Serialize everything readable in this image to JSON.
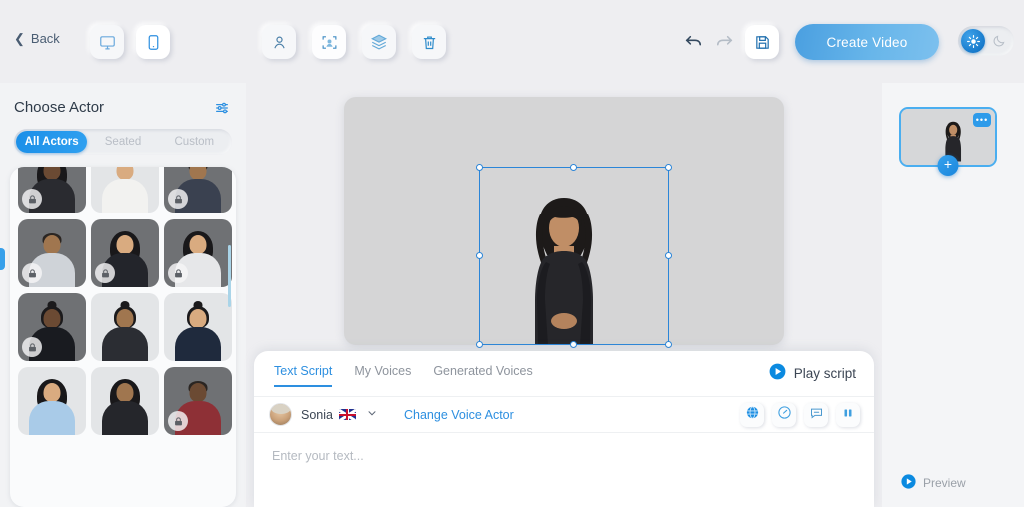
{
  "topbar": {
    "back_label": "Back",
    "back_icon": "chevron-left-icon",
    "device_desktop_icon": "desktop-icon",
    "device_mobile_icon": "mobile-icon",
    "tools": [
      {
        "name": "avatar-tool",
        "icon": "person-icon"
      },
      {
        "name": "background-tool",
        "icon": "avatar-frame-icon"
      },
      {
        "name": "layers-tool",
        "icon": "layers-icon"
      },
      {
        "name": "delete-tool",
        "icon": "trash-icon"
      }
    ],
    "undo_icon": "undo-icon",
    "redo_icon": "redo-icon",
    "save_icon": "save-icon",
    "create_video_label": "Create Video",
    "theme_light_icon": "sun-icon",
    "theme_dark_icon": "moon-icon",
    "accent_color": "#2d8fe0",
    "create_video_gradient_from": "#4a9fe0",
    "create_video_gradient_to": "#7cc0ee"
  },
  "sidebar": {
    "title": "Choose Actor",
    "filter_icon": "sliders-icon",
    "tabs": [
      {
        "label": "All Actors",
        "active": true
      },
      {
        "label": "Seated",
        "active": false
      },
      {
        "label": "Custom",
        "active": false
      }
    ],
    "actors": [
      {
        "locked": true,
        "tone": "dark",
        "hair": "long",
        "outfit": "#2a2b30"
      },
      {
        "locked": false,
        "tone": "light",
        "hair": "bald",
        "outfit": "#f2f2f0"
      },
      {
        "locked": true,
        "tone": "mid",
        "hair": "short",
        "outfit": "#3a4150"
      },
      {
        "locked": true,
        "tone": "mid",
        "hair": "short",
        "outfit": "#cfd3d8"
      },
      {
        "locked": true,
        "tone": "light",
        "hair": "long",
        "outfit": "#23252b"
      },
      {
        "locked": true,
        "tone": "light",
        "hair": "long",
        "outfit": "#e6e7e9"
      },
      {
        "locked": true,
        "tone": "dark",
        "hair": "bun",
        "outfit": "#191b20"
      },
      {
        "locked": false,
        "tone": "mid",
        "hair": "bun",
        "outfit": "#2b2d33"
      },
      {
        "locked": false,
        "tone": "light",
        "hair": "bun",
        "outfit": "#1f2a3d"
      },
      {
        "locked": false,
        "tone": "light",
        "hair": "long",
        "outfit": "#a9cbe8"
      },
      {
        "locked": false,
        "tone": "mid",
        "hair": "curly",
        "outfit": "#25262b"
      },
      {
        "locked": true,
        "tone": "dark",
        "hair": "short",
        "outfit": "#8e3036"
      }
    ],
    "scrollbar_color": "#a9d4e8",
    "collapse_handle_color": "#37a0ea"
  },
  "canvas": {
    "selected_actor_name": "canvas-actor",
    "selection_color": "#2b85d8",
    "background_color": "#d5d5d6"
  },
  "script": {
    "tabs": [
      {
        "label": "Text Script",
        "active": true
      },
      {
        "label": "My Voices",
        "active": false
      },
      {
        "label": "Generated Voices",
        "active": false
      }
    ],
    "play_script_label": "Play script",
    "play_icon": "play-circle-icon",
    "voice_name": "Sonia",
    "voice_flag": "uk-flag-icon",
    "voice_dropdown_icon": "chevron-down-icon",
    "change_voice_label": "Change Voice Actor",
    "actions": [
      {
        "name": "translate-button",
        "icon": "globe-icon",
        "active": true
      },
      {
        "name": "speed-button",
        "icon": "gauge-icon",
        "active": false
      },
      {
        "name": "pronunciation-button",
        "icon": "speech-bubble-icon",
        "active": false
      },
      {
        "name": "pause-button",
        "icon": "pause-icon",
        "active": false
      }
    ],
    "input_value": "",
    "input_placeholder": "Enter your text..."
  },
  "right_panel": {
    "scene_menu_label": "•••",
    "add_scene_label": "+",
    "preview_label": "Preview",
    "preview_icon": "play-circle-icon"
  }
}
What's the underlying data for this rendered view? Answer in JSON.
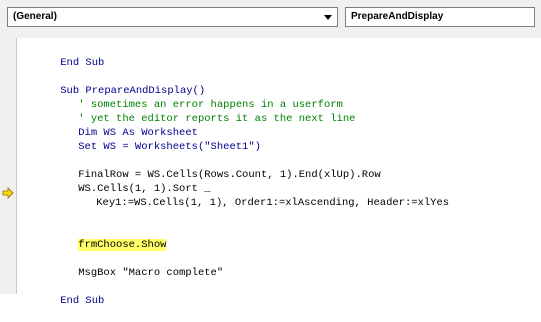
{
  "toolbar": {
    "object_combo": "(General)",
    "proc_combo": "PrepareAndDisplay"
  },
  "icons": {
    "dropdown": "chevron-down-icon",
    "execution_pointer": "arrow-right-icon"
  },
  "colors": {
    "keyword": "#00008b",
    "comment": "#008000",
    "highlight": "#ffff66",
    "execution_arrow": "#ffd700"
  },
  "code": {
    "line1": "End Sub",
    "line2": "Sub PrepareAndDisplay()",
    "line3": "' sometimes an error happens in a userform",
    "line4": "' yet the editor reports it as the next line",
    "line5": "Dim WS As Worksheet",
    "line6": "Set WS = Worksheets(\"Sheet1\")",
    "line7": "FinalRow = WS.Cells(Rows.Count, 1).End(xlUp).Row",
    "line8": "WS.Cells(1, 1).Sort _",
    "line9": "Key1:=WS.Cells(1, 1), Order1:=xlAscending, Header:=xlYes",
    "line10": "frmChoose.Show",
    "line11": "MsgBox \"Macro complete\"",
    "line12": "End Sub"
  }
}
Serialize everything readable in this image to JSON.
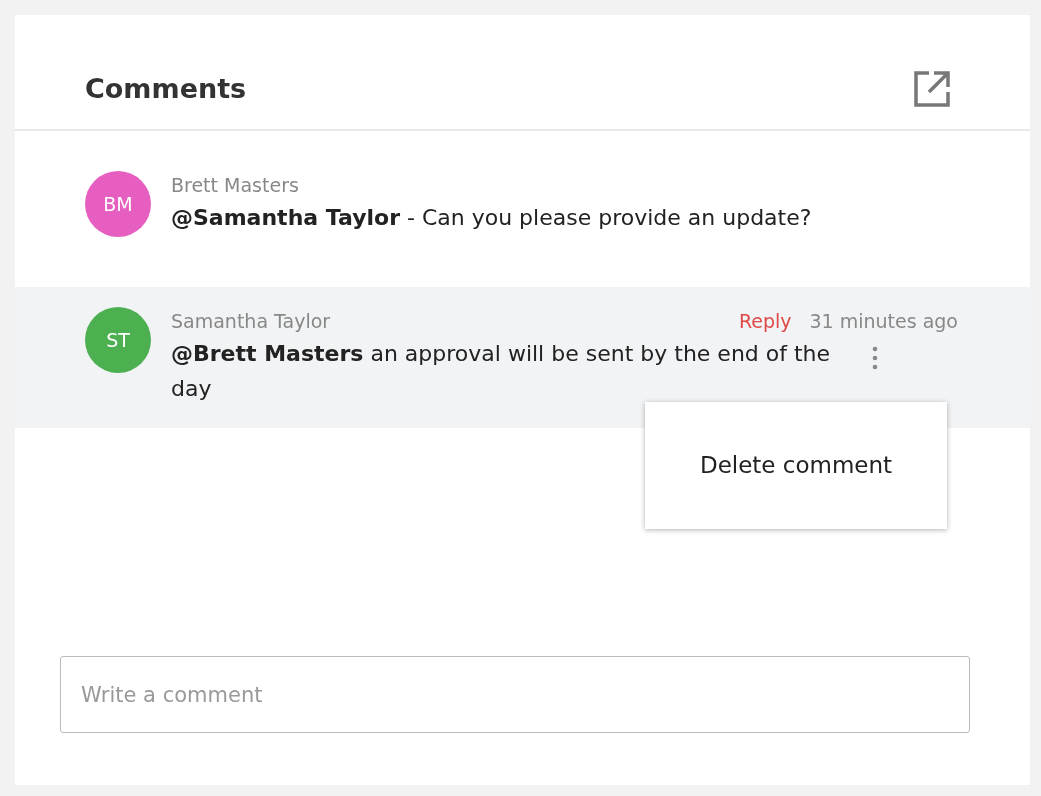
{
  "panel": {
    "title": "Comments"
  },
  "comments": [
    {
      "initials": "BM",
      "color": "#e55ec0",
      "author": "Brett Masters",
      "text": "**@Samantha Taylor** - Can you please provide an update?",
      "selected": false
    },
    {
      "initials": "ST",
      "color": "#4caf50",
      "author": "Samantha Taylor",
      "reply": "Reply",
      "time": "31 minutes ago",
      "text": "**@Brett Masters** an approval will be sent by the end of the day",
      "selected": true,
      "menu": {
        "items": [
          "Delete comment"
        ]
      }
    }
  ],
  "composer": {
    "placeholder": "Write a comment"
  }
}
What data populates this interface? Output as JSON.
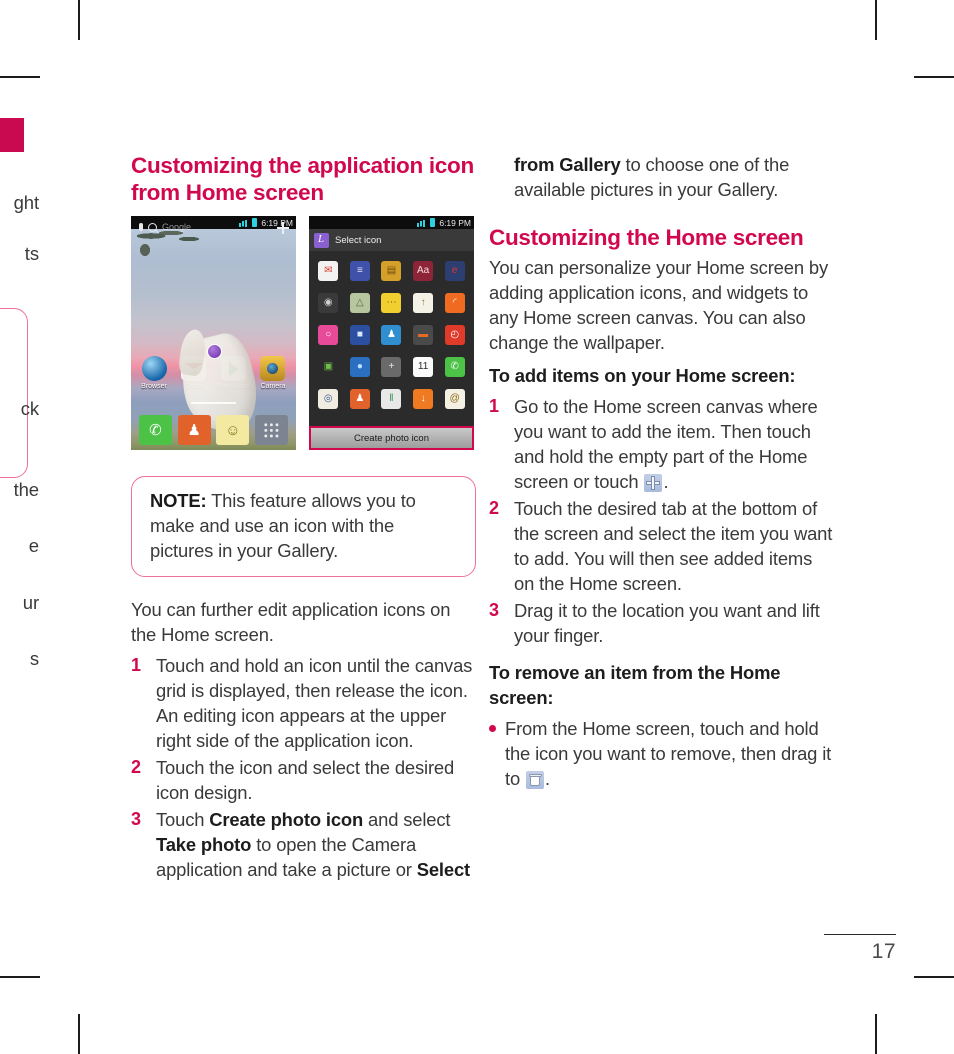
{
  "page": {
    "number": "17"
  },
  "bleed": {
    "fragments": [
      "ght",
      "ts",
      "ck",
      "the",
      "e",
      "ur",
      "s"
    ]
  },
  "left_column": {
    "heading": "Customizing the application icon from Home screen",
    "note": {
      "label": "NOTE:",
      "text": " This feature allows you to make and use an icon with the pictures in your Gallery."
    },
    "intro": "You can further edit application icons on the Home screen.",
    "steps": [
      {
        "num": "1",
        "text": "Touch and hold an icon until the canvas grid is displayed, then release the icon. An editing icon appears at the upper right side of the application icon."
      },
      {
        "num": "2",
        "text": "Touch the icon and select the desired icon design."
      },
      {
        "num": "3",
        "pre": "Touch ",
        "bold1": "Create photo icon",
        "mid1": " and select ",
        "bold2": "Take photo",
        "mid2": " to open the Camera application and take a picture or ",
        "bold3": "Select"
      }
    ]
  },
  "right_column": {
    "continuation": {
      "bold": "from Gallery",
      "text": " to choose one of the available pictures in your Gallery."
    },
    "heading": "Customizing the Home screen",
    "intro": "You can personalize your Home screen by adding application icons, and widgets to any Home screen canvas. You can also change the wallpaper.",
    "subhead_add": "To add items on your Home screen:",
    "add_steps": [
      {
        "num": "1",
        "pre": "Go to the Home screen canvas where you want to add the item. Then touch and hold the empty part of the Home screen or touch ",
        "icon": "plus-icon",
        "post": "."
      },
      {
        "num": "2",
        "text": "Touch the desired tab at the bottom of the screen and select the item you want to add. You will then see added items on the Home screen."
      },
      {
        "num": "3",
        "text": "Drag it to the location you want and lift your finger."
      }
    ],
    "subhead_remove": "To remove an item from the Home screen:",
    "remove_bullets": [
      {
        "pre": "From the Home screen, touch and hold the icon you want to remove, then drag it to ",
        "icon": "trash-icon",
        "post": "."
      }
    ]
  },
  "screenshots": {
    "home": {
      "status_time": "6:19 PM",
      "search_placeholder": "Google",
      "apps": [
        {
          "label": "Browser",
          "icon": "browser-icon"
        },
        {
          "label": "Gmail",
          "icon": "gmail-icon"
        },
        {
          "label": "Play Store",
          "icon": "play-store-icon"
        },
        {
          "label": "Camera",
          "icon": "camera-icon"
        }
      ],
      "dock": [
        {
          "label": "Phone",
          "icon": "phone-icon",
          "glyph": "✆"
        },
        {
          "label": "Contacts",
          "icon": "contacts-icon",
          "glyph": "♟"
        },
        {
          "label": "Messaging",
          "icon": "messaging-icon",
          "glyph": "☺"
        },
        {
          "label": "Apps",
          "icon": "apps-grid-icon",
          "glyph": ""
        }
      ]
    },
    "picker": {
      "status_time": "6:19 PM",
      "title": "Select icon",
      "button_label": "Create photo icon",
      "icons": [
        {
          "name": "email-check-icon",
          "glyph": "✉",
          "color": "#f2f2f2",
          "fg": "#d93b2b"
        },
        {
          "name": "fitness-icon",
          "glyph": "≡",
          "color": "#3f51a8",
          "fg": "#dfe4f5"
        },
        {
          "name": "wallet-icon",
          "glyph": "▤",
          "color": "#d5a02a",
          "fg": "#6b4a0e"
        },
        {
          "name": "dictionary-icon",
          "glyph": "Aa",
          "color": "#8e2438",
          "fg": "#f1dede"
        },
        {
          "name": "ebook-icon",
          "glyph": "e",
          "color": "#2c3f70",
          "fg": "#e8322a"
        },
        {
          "name": "gamepad-icon",
          "glyph": "◉",
          "color": "#3a3a3a",
          "fg": "#cfcfcf"
        },
        {
          "name": "maps-icon",
          "glyph": "△",
          "color": "#b8c6a0",
          "fg": "#4b6b3a"
        },
        {
          "name": "chat-bubble-icon",
          "glyph": "⋯",
          "color": "#f0cf2e",
          "fg": "#6a5a10"
        },
        {
          "name": "restaurant-icon",
          "glyph": "↑",
          "color": "#f4f1e6",
          "fg": "#8a7a3a"
        },
        {
          "name": "rss-icon",
          "glyph": "◜",
          "color": "#f06a22",
          "fg": "#ffffff"
        },
        {
          "name": "search-photo-icon",
          "glyph": "○",
          "color": "#e84a9a",
          "fg": "#ffffff"
        },
        {
          "name": "shopping-cart-icon",
          "glyph": "■",
          "color": "#2d4fa0",
          "fg": "#dce6ff"
        },
        {
          "name": "social-group-icon",
          "glyph": "♟",
          "color": "#2f8fd0",
          "fg": "#ffffff"
        },
        {
          "name": "transit-icon",
          "glyph": "▬",
          "color": "#4a4a4a",
          "fg": "#e86a22"
        },
        {
          "name": "alarm-clock-icon",
          "glyph": "◴",
          "color": "#e03a2a",
          "fg": "#ffffff"
        },
        {
          "name": "gallery-icon",
          "glyph": "▣",
          "color": "#2b2b2b",
          "fg": "#6fbf4a"
        },
        {
          "name": "globe-icon",
          "glyph": "●",
          "color": "#2a6fc0",
          "fg": "#bfe0ff"
        },
        {
          "name": "calculator-icon",
          "glyph": "+",
          "color": "#6a6a6a",
          "fg": "#e8e8e8"
        },
        {
          "name": "calendar-icon",
          "glyph": "11",
          "color": "#fafafa",
          "fg": "#2a2a2a"
        },
        {
          "name": "call-log-icon",
          "glyph": "✆",
          "color": "#4cc247",
          "fg": "#ffffff"
        },
        {
          "name": "camera-icon",
          "glyph": "◎",
          "color": "#f0ece2",
          "fg": "#3a5a8a"
        },
        {
          "name": "contacts-icon",
          "glyph": "♟",
          "color": "#e2622c",
          "fg": "#ffffff"
        },
        {
          "name": "color-bars-icon",
          "glyph": "‖",
          "color": "#e8e8e8",
          "fg": "#2a8f4a"
        },
        {
          "name": "download-icon",
          "glyph": "↓",
          "color": "#f07a22",
          "fg": "#ffffff"
        },
        {
          "name": "at-mail-icon",
          "glyph": "@",
          "color": "#f4f0e4",
          "fg": "#8a6a10"
        }
      ]
    }
  },
  "colors": {
    "accent": "#d2084f",
    "note_border": "#ef6f9e",
    "body_text": "#3a3a3a"
  }
}
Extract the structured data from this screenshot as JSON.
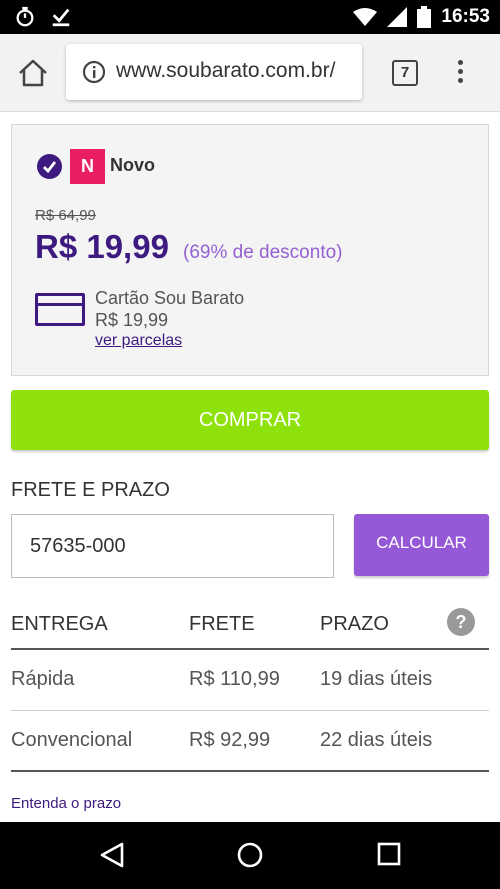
{
  "status_bar": {
    "time": "16:53"
  },
  "browser": {
    "url": "www.soubarato.com.br/",
    "tab_count": "7"
  },
  "offer": {
    "condition_badge": "N",
    "condition_label": "Novo",
    "old_price": "R$ 64,99",
    "price": "R$ 19,99",
    "discount": "(69% de desconto)",
    "card": {
      "name": "Cartão Sou Barato",
      "price": "R$ 19,99",
      "installments_link": "ver parcelas"
    }
  },
  "buy_button": "COMPRAR",
  "shipping": {
    "title": "FRETE E PRAZO",
    "cep_value": "57635-000",
    "calculate_button": "CALCULAR",
    "headers": [
      "ENTREGA",
      "FRETE",
      "PRAZO"
    ],
    "help": "?",
    "rows": [
      {
        "type": "Rápida",
        "price": "R$ 110,99",
        "time": "19 dias úteis"
      },
      {
        "type": "Convencional",
        "price": "R$ 92,99",
        "time": "22 dias úteis"
      }
    ],
    "info_link": "Entenda o prazo"
  },
  "colors": {
    "brand_purple": "#3c1a7f",
    "light_purple": "#9558d6",
    "buy_green": "#8fe10b",
    "badge_pink": "#e91e63"
  }
}
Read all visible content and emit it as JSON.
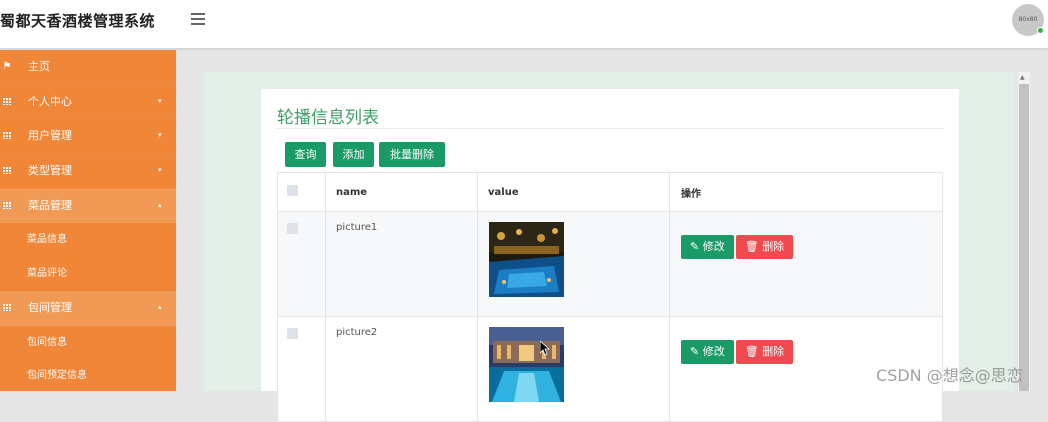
{
  "header": {
    "title": "蜀都天香酒楼管理系统",
    "avatar_text": "80x80"
  },
  "sidebar": {
    "items": [
      {
        "label": "主页",
        "icon": "flag-icon"
      },
      {
        "label": "个人中心",
        "icon": "grid-icon",
        "arrow": "▾"
      },
      {
        "label": "用户管理",
        "icon": "grid-icon",
        "arrow": "▾"
      },
      {
        "label": "类型管理",
        "icon": "grid-icon",
        "arrow": "▾"
      },
      {
        "label": "菜品管理",
        "icon": "grid-icon",
        "arrow": "▴"
      },
      {
        "label": "菜品信息"
      },
      {
        "label": "菜品评论"
      },
      {
        "label": "包间管理",
        "icon": "grid-icon",
        "arrow": "▴"
      },
      {
        "label": "包间信息"
      },
      {
        "label": "包间预定信息"
      }
    ]
  },
  "main": {
    "title": "轮播信息列表",
    "toolbar": {
      "query": "查询",
      "add": "添加",
      "batch_delete": "批量删除"
    },
    "table": {
      "headers": {
        "name": "name",
        "value": "value",
        "actions": "操作"
      },
      "rows": [
        {
          "name": "picture1",
          "edit": "修改",
          "delete": "删除"
        },
        {
          "name": "picture2",
          "edit": "修改",
          "delete": "删除"
        }
      ]
    }
  },
  "watermark": "CSDN @想念@思恋",
  "colors": {
    "sidebar": "#ef8638",
    "primary_button": "#1a9a67",
    "delete_button": "#f0494f",
    "title_green": "#3f9f68"
  }
}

+-------+

Pick out the lines above containing the word "photo", then copy them.

• Solution to this task:
        "bold1": "Create photo icon",
        "bold2": "Take photo",
      "button_label": "Create photo icon",
          "name": "search-photo-icon",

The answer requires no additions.